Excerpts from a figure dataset
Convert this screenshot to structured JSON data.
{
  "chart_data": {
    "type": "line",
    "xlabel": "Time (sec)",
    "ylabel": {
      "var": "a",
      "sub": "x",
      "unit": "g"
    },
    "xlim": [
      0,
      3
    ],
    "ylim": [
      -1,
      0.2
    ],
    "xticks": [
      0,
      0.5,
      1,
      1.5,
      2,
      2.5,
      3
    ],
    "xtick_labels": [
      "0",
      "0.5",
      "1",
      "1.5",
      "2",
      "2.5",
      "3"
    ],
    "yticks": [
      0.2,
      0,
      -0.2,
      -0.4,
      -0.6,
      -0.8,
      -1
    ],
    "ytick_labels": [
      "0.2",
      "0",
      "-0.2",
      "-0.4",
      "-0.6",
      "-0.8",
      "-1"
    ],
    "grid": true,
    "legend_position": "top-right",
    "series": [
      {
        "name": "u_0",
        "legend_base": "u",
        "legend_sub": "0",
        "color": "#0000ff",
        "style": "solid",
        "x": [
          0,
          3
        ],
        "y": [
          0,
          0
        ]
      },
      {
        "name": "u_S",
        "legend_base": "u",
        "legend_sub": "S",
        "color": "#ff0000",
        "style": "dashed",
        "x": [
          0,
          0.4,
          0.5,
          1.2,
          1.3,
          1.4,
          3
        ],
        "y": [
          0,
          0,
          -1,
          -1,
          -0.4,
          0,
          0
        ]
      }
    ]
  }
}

**Goal of the exercise**
Copy each entry exactly, with nothing added or dropped.

**Full solution**
Convert this screenshot to structured JSON data.
{
  "chart_data": {
    "type": "line",
    "xlabel": "Time (sec)",
    "ylabel": {
      "var": "a",
      "sub": "x",
      "unit": "g"
    },
    "xlim": [
      0,
      3
    ],
    "ylim": [
      -1,
      0.2
    ],
    "xticks": [
      0,
      0.5,
      1,
      1.5,
      2,
      2.5,
      3
    ],
    "xtick_labels": [
      "0",
      "0.5",
      "1",
      "1.5",
      "2",
      "2.5",
      "3"
    ],
    "yticks": [
      0.2,
      0,
      -0.2,
      -0.4,
      -0.6,
      -0.8,
      -1
    ],
    "ytick_labels": [
      "0.2",
      "0",
      "-0.2",
      "-0.4",
      "-0.6",
      "-0.8",
      "-1"
    ],
    "grid": true,
    "legend_position": "top-right",
    "series": [
      {
        "name": "u_0",
        "legend_base": "u",
        "legend_sub": "0",
        "color": "#0000ff",
        "style": "solid",
        "x": [
          0,
          3
        ],
        "y": [
          0,
          0
        ]
      },
      {
        "name": "u_S",
        "legend_base": "u",
        "legend_sub": "S",
        "color": "#ff0000",
        "style": "dashed",
        "x": [
          0,
          0.4,
          0.5,
          1.2,
          1.3,
          1.4,
          3
        ],
        "y": [
          0,
          0,
          -1,
          -1,
          -0.4,
          0,
          0
        ]
      }
    ]
  }
}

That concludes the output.